> **Given task**
Copy out every line in the entries below that includes "edit".

> **Exercise materials**
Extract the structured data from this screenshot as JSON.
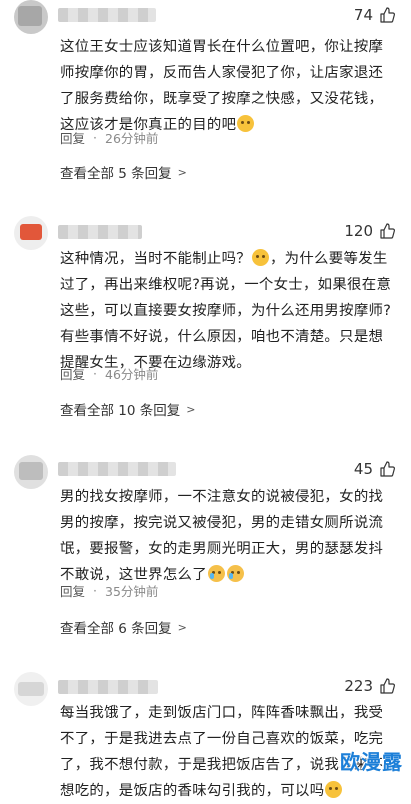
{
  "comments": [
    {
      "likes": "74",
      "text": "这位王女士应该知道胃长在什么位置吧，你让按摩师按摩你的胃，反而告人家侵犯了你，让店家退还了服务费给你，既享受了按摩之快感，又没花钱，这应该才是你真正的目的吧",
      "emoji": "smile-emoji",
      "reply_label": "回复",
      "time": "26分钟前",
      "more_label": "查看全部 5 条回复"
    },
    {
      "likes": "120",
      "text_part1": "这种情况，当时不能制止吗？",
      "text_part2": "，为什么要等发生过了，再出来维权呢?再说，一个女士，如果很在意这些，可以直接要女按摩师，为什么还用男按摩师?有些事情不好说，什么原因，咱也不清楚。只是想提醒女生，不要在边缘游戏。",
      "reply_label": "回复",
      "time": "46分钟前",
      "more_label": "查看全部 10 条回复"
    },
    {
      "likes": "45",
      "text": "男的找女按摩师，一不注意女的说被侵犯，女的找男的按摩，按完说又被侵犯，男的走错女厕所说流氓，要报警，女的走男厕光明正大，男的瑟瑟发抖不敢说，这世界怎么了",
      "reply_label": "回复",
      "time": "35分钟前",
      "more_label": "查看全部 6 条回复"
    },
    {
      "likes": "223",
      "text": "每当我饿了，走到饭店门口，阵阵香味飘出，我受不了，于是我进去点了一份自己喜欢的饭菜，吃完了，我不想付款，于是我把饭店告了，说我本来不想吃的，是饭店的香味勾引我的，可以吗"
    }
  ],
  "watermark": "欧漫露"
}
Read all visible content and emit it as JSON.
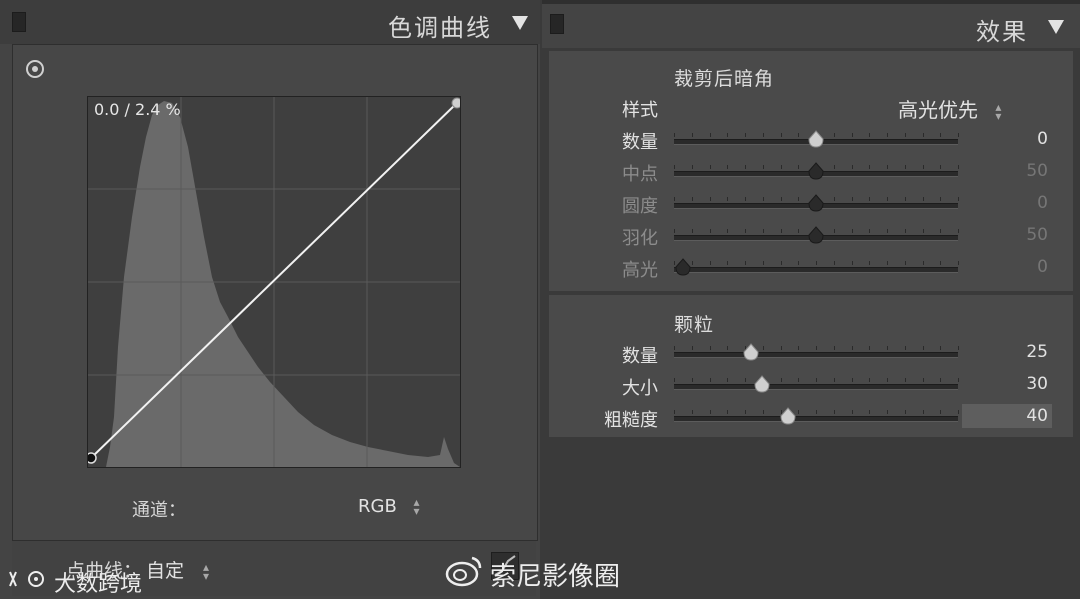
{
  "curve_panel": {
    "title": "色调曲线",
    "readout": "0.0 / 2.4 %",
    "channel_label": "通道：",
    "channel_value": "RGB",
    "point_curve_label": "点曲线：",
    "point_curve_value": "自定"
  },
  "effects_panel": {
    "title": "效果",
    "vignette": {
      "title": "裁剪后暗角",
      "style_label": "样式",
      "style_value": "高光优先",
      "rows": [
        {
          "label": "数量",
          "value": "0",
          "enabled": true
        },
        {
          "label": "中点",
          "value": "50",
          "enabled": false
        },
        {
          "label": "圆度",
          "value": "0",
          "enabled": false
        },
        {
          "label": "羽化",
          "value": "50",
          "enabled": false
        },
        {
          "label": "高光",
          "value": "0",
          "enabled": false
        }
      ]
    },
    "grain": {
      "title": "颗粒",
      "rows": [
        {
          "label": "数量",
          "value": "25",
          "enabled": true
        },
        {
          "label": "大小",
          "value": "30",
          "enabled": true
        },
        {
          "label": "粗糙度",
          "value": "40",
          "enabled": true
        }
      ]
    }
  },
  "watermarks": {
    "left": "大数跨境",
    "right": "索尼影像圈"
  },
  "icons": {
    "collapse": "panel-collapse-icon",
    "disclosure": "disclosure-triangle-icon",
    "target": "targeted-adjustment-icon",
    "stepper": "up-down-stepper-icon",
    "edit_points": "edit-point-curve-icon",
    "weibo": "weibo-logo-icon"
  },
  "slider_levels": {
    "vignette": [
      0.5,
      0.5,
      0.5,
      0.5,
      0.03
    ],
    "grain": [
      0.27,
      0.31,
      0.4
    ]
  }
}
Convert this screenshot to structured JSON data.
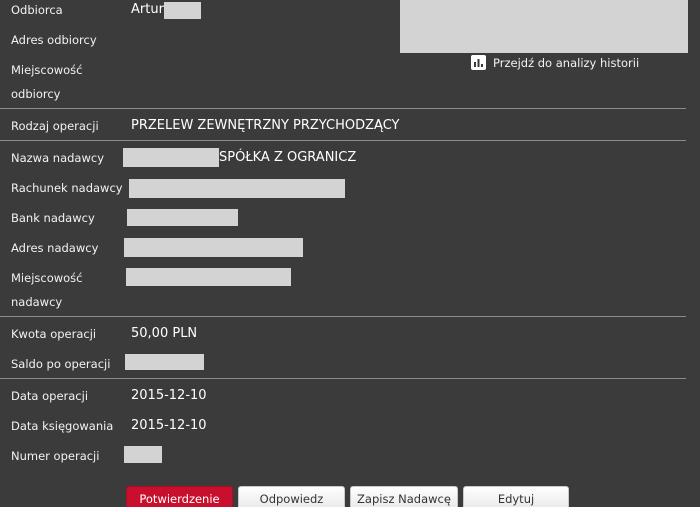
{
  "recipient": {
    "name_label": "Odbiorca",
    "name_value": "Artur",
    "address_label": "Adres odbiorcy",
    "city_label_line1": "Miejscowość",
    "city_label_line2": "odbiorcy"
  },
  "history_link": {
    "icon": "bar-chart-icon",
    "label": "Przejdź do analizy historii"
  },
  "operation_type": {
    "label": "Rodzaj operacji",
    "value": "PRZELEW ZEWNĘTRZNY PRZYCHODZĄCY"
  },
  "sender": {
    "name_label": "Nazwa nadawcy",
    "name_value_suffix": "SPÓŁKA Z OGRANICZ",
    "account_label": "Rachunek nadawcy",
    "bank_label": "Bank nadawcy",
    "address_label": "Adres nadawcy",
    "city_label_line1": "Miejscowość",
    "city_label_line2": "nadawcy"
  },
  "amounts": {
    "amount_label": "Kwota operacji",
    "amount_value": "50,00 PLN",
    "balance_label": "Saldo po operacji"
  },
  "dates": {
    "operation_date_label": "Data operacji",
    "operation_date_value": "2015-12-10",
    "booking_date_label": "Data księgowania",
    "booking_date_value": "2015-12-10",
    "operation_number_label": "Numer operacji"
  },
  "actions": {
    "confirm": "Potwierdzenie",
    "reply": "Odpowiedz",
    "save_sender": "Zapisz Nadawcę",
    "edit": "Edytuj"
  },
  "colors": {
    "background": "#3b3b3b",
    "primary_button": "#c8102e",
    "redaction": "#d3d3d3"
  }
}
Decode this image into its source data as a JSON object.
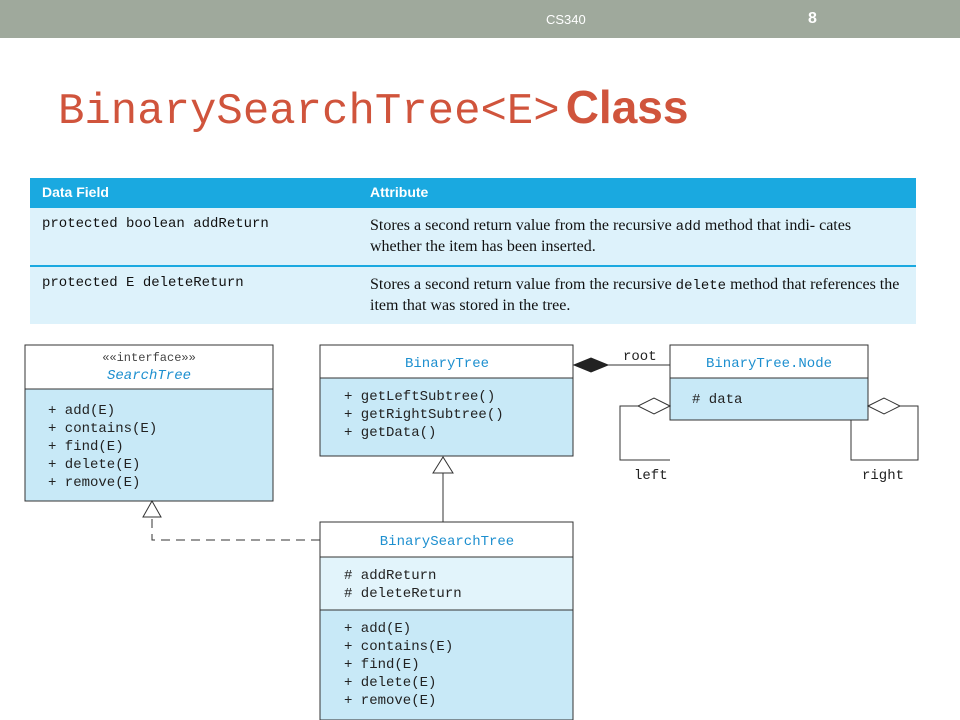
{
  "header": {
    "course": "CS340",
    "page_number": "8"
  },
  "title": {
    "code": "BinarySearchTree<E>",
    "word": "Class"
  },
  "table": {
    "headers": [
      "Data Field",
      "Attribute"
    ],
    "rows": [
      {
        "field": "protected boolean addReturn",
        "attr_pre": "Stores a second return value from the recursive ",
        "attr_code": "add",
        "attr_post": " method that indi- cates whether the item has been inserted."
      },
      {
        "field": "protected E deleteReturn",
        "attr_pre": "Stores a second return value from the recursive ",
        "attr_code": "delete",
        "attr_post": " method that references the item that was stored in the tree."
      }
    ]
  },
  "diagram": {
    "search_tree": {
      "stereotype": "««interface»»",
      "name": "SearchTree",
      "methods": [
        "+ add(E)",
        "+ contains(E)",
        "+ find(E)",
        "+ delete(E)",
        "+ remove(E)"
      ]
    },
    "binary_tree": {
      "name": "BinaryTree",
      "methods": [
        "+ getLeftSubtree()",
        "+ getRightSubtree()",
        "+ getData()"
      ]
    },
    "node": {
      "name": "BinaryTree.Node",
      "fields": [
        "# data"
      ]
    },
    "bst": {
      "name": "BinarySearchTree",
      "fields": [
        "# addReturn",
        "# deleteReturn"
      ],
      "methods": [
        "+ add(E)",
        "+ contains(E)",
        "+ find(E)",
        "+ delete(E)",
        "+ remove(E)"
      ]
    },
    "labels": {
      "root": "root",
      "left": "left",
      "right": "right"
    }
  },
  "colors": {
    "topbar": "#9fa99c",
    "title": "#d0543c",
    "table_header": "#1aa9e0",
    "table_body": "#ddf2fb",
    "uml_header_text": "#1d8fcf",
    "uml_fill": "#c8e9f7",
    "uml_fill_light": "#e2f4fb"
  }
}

> **Right answer**
    "edit_points": "edit-point-curve-icon",
    "edit": "Edytuj"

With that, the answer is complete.